_WHAT TO PRODUCE_. Gather every line below where "escenas" appears.

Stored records
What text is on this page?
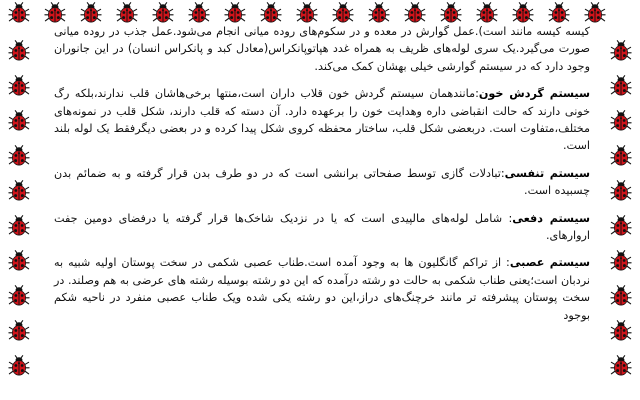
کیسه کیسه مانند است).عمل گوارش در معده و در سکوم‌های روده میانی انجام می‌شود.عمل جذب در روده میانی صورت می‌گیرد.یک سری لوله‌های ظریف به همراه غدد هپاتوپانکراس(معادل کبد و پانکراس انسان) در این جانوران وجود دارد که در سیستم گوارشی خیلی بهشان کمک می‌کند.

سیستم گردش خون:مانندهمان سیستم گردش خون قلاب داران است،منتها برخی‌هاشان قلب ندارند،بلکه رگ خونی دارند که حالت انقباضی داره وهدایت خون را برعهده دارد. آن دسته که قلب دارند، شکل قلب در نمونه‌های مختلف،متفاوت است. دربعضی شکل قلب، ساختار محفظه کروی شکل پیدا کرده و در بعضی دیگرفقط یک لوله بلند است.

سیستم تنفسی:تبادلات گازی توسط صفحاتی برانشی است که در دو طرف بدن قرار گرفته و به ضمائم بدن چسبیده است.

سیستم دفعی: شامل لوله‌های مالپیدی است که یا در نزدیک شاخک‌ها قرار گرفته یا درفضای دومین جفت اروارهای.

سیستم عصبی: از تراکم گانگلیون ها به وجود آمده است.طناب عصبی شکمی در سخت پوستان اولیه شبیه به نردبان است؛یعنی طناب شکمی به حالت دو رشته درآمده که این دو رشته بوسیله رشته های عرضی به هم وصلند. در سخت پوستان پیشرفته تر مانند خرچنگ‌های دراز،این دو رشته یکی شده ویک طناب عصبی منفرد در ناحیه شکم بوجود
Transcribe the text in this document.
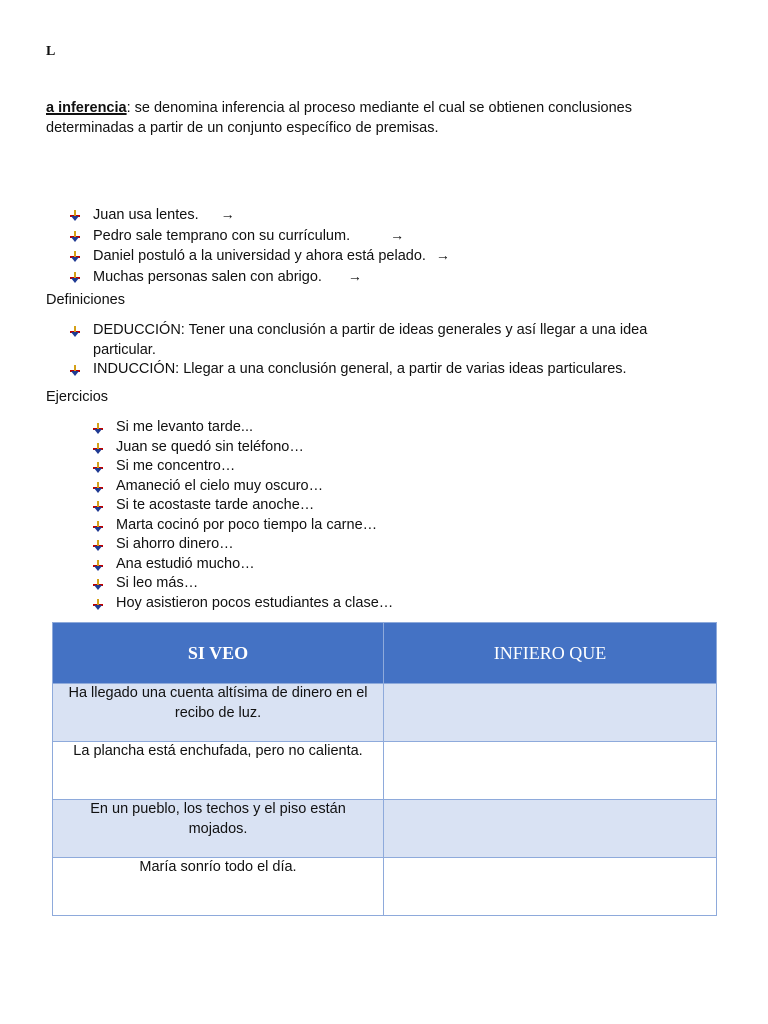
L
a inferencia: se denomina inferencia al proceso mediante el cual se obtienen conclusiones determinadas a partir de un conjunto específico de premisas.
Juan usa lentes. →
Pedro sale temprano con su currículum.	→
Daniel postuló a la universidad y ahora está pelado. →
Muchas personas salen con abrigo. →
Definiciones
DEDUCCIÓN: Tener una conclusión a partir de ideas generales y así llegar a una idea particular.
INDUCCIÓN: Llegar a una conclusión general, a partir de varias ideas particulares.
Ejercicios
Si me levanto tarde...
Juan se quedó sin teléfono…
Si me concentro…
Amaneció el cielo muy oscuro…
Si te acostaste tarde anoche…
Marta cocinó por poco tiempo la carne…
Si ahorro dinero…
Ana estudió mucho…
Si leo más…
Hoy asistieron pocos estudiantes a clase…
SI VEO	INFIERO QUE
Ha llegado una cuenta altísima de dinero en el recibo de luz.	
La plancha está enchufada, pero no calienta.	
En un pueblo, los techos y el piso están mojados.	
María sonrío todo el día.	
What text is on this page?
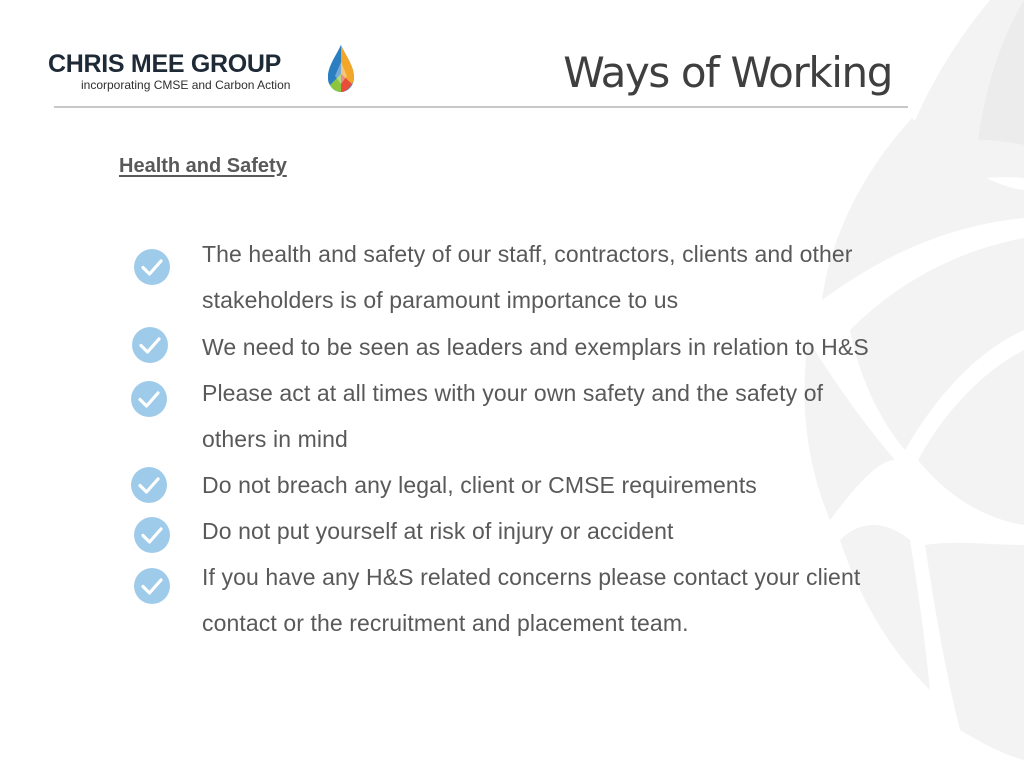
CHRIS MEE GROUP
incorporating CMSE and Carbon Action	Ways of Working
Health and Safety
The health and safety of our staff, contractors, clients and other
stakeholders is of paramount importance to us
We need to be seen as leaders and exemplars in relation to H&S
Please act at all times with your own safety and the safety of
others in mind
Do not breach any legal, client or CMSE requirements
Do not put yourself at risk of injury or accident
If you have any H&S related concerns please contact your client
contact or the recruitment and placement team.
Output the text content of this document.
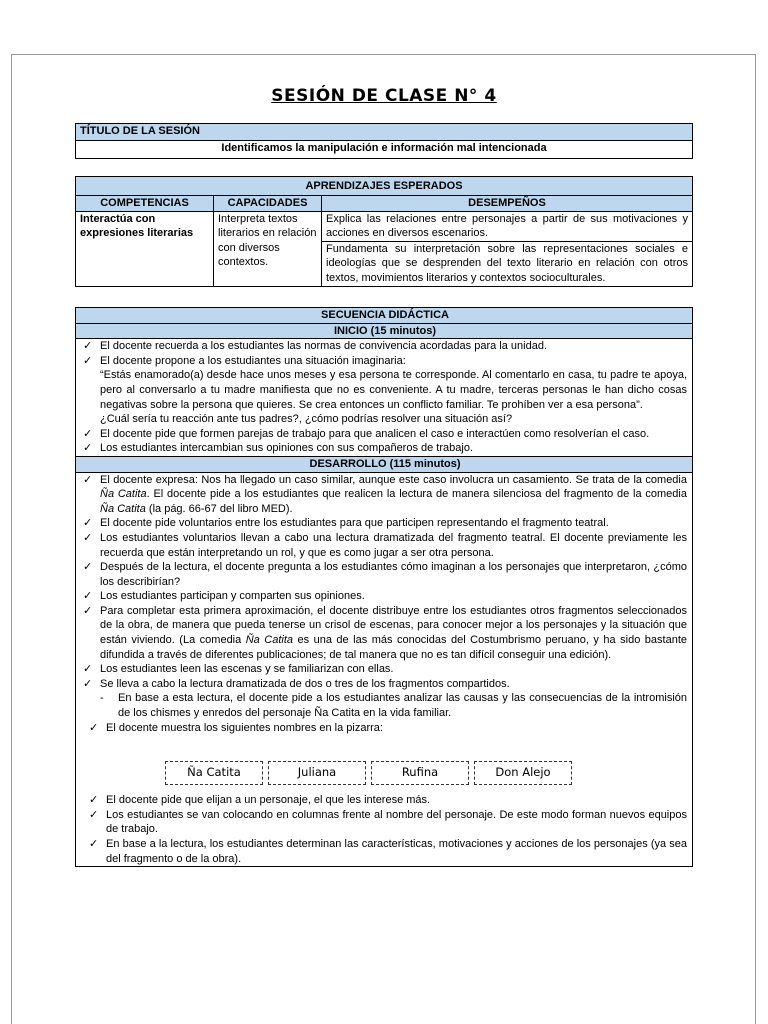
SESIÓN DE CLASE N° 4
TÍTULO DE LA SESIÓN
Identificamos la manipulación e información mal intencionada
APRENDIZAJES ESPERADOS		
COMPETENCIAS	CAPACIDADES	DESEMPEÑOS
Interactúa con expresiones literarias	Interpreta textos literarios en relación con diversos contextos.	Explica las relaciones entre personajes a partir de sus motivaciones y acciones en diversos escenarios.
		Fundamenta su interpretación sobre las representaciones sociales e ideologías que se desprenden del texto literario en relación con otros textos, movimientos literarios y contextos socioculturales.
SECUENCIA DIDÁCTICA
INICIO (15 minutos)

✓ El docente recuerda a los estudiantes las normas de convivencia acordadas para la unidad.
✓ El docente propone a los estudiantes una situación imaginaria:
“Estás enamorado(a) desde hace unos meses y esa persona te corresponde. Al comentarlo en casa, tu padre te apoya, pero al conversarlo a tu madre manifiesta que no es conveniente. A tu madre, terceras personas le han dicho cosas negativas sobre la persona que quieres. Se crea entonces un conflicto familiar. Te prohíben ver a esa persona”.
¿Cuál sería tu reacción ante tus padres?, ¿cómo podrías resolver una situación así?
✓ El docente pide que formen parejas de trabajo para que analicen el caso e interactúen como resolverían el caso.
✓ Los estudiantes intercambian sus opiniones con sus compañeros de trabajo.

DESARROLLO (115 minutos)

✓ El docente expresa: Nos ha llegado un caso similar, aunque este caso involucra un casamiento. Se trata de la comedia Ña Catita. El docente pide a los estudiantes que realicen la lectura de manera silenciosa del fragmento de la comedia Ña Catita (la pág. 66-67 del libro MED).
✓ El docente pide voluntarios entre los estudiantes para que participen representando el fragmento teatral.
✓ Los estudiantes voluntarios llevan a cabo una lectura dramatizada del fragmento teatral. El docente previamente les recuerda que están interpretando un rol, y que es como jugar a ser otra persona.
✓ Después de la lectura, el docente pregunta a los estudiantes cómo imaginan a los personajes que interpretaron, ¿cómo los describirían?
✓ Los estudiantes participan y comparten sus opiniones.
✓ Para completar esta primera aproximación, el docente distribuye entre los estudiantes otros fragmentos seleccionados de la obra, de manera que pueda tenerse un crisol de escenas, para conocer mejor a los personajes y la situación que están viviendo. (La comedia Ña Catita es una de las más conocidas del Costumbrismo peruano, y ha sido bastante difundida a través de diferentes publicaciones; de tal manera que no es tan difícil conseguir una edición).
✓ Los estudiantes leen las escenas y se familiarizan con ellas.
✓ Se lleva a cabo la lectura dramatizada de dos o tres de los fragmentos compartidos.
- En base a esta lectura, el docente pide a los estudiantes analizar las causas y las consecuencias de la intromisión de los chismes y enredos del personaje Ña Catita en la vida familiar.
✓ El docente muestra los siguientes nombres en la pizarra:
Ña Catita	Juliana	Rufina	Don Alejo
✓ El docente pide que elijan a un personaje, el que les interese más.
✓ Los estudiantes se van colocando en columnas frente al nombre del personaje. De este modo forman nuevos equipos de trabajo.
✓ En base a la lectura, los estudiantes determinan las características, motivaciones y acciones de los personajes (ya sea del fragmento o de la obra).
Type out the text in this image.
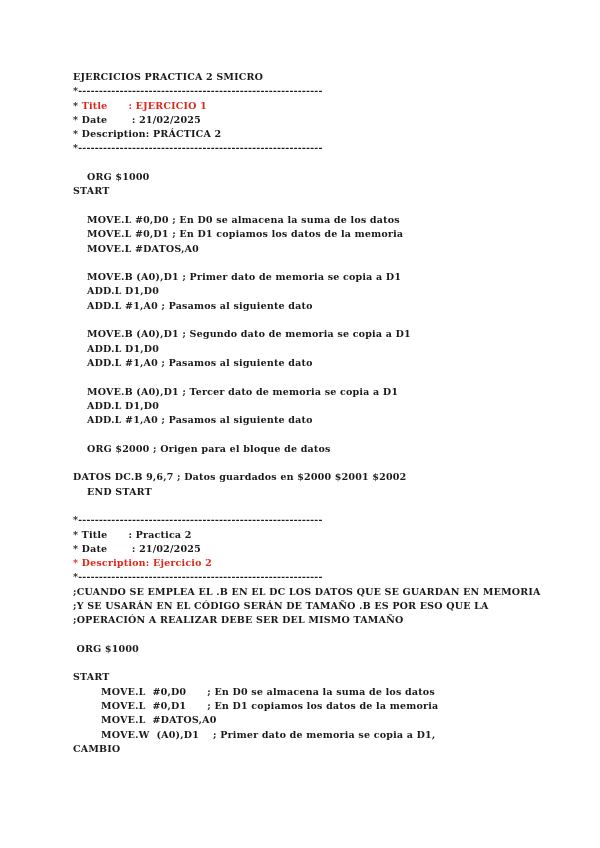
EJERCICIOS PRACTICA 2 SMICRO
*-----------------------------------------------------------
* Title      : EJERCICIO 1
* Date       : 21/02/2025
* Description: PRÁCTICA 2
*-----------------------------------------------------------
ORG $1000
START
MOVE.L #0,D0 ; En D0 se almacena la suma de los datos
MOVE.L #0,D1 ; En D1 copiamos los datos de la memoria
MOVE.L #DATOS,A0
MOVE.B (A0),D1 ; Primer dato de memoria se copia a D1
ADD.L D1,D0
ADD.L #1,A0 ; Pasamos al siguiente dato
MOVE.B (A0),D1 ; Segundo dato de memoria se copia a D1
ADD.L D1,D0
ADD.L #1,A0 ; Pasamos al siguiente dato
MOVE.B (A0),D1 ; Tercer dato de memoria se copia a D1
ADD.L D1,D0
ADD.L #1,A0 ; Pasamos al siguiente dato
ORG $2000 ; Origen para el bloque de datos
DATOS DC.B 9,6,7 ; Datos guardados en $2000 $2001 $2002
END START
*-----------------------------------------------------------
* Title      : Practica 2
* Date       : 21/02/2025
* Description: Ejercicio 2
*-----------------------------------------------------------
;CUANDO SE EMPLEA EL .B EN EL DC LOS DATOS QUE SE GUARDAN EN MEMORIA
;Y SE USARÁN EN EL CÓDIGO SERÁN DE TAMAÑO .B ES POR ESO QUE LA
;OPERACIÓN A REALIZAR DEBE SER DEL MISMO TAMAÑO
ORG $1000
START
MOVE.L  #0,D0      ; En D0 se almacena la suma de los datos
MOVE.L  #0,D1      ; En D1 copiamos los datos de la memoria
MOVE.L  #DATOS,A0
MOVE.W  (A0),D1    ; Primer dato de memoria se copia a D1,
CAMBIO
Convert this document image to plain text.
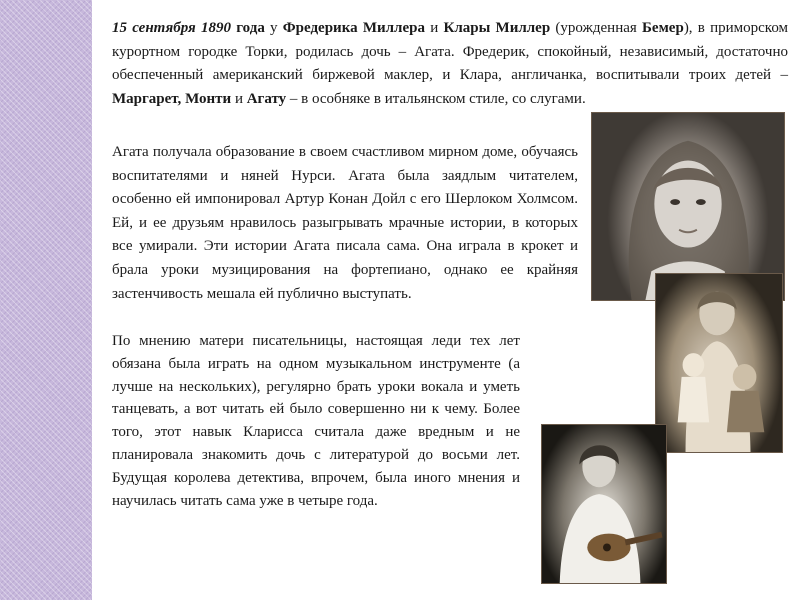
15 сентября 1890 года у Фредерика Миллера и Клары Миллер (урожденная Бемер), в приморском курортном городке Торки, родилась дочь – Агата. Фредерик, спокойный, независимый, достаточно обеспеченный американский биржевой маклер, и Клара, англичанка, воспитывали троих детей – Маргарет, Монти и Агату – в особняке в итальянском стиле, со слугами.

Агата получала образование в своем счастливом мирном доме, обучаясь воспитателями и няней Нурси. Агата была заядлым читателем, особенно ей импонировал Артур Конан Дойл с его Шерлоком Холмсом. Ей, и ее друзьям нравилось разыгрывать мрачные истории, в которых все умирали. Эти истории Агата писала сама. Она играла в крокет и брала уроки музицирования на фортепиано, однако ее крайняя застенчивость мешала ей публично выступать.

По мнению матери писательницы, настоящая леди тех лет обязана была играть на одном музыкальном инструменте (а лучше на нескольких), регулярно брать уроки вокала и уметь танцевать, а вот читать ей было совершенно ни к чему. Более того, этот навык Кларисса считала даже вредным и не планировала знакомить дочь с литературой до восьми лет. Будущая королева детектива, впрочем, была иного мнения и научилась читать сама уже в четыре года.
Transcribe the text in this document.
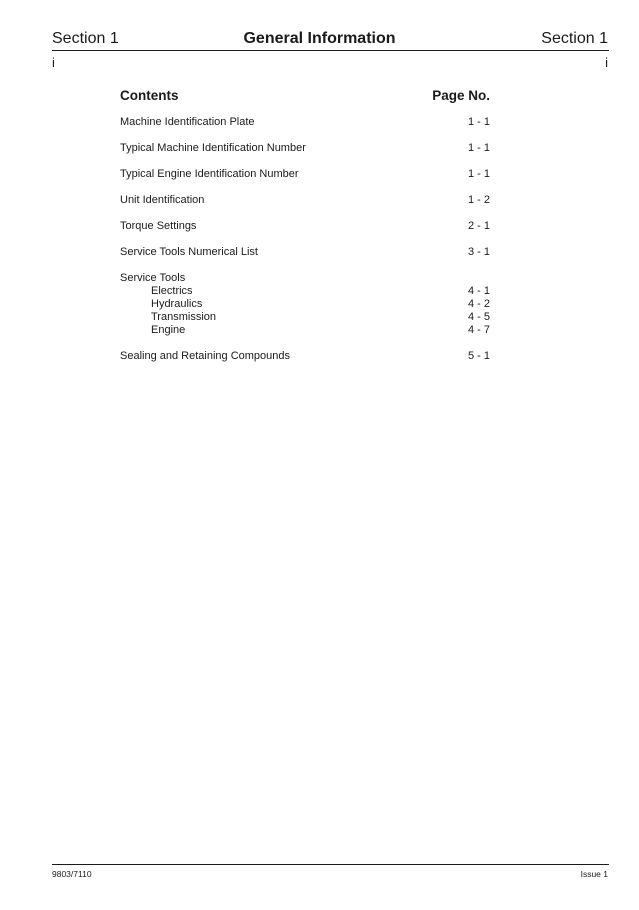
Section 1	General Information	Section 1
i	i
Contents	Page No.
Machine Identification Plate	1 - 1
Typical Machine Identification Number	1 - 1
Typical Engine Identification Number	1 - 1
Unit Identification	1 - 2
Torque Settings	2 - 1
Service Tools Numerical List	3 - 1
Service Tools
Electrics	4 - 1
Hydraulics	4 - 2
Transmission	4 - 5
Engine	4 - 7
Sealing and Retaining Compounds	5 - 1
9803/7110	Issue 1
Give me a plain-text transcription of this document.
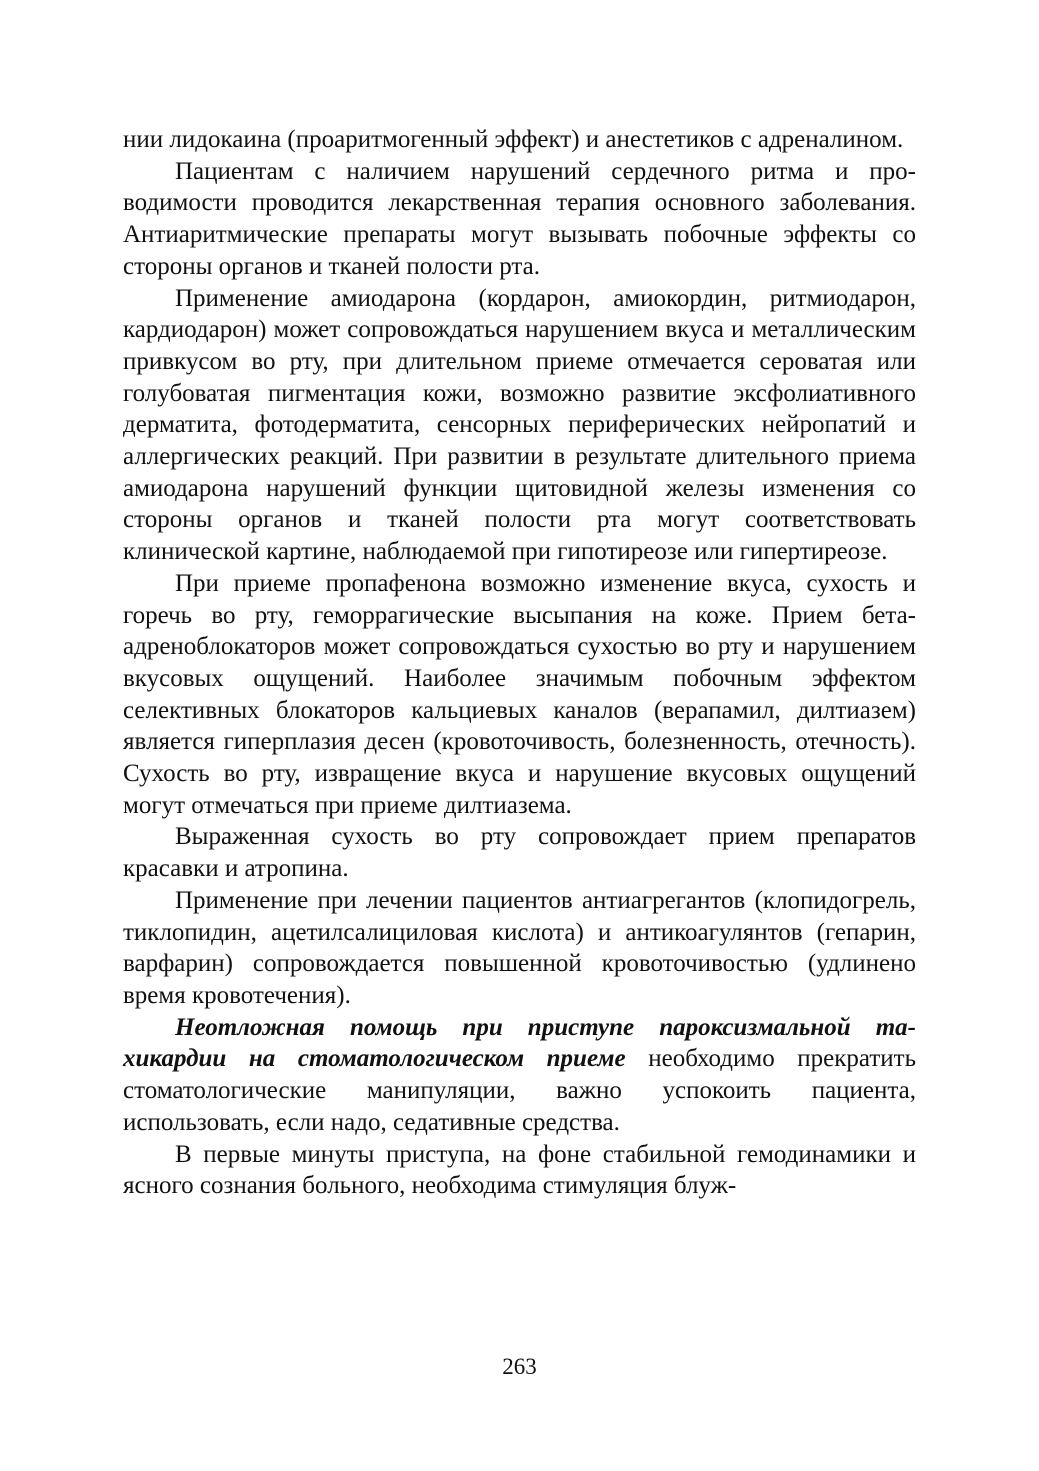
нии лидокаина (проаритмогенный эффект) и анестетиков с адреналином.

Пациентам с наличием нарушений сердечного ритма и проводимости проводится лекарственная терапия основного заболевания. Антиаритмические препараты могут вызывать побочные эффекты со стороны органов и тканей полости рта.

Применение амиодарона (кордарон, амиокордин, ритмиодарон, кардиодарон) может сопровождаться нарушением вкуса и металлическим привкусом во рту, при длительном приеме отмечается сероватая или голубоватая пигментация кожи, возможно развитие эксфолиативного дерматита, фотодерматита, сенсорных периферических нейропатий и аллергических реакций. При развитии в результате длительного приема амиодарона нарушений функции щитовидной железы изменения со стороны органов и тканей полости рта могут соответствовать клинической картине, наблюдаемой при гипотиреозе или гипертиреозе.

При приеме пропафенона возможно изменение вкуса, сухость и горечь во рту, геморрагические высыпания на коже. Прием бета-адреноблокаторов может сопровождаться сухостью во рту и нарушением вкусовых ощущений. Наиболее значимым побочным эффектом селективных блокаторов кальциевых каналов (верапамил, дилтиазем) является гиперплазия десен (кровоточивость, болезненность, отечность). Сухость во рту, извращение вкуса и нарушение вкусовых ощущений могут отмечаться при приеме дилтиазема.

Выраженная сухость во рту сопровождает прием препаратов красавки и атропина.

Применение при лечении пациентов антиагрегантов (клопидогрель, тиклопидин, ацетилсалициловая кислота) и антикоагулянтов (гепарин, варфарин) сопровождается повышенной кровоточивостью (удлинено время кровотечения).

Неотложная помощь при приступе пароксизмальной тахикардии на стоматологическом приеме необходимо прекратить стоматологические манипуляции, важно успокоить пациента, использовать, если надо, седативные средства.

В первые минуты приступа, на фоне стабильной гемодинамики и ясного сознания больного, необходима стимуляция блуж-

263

_EXERCISE OUTPUT_.
✓ Para completar esta primera aproximación, el docente distribuye entre los estudiantes otros fragmentos seleccionados de la obra, de manera que pueda tenerse un crisol de escenas, para conocer mejor a los personajes y la situación que están viviendo. (La comedia Ña Catita es una de las más conocidas del Costumbrismo peruano, y ha sido bastante difundida a través de diferentes publicaciones; de tal manera que no es tan difícil conseguir una edición).
✓ Los estudiantes leen las escenas y se familiarizan con ellas.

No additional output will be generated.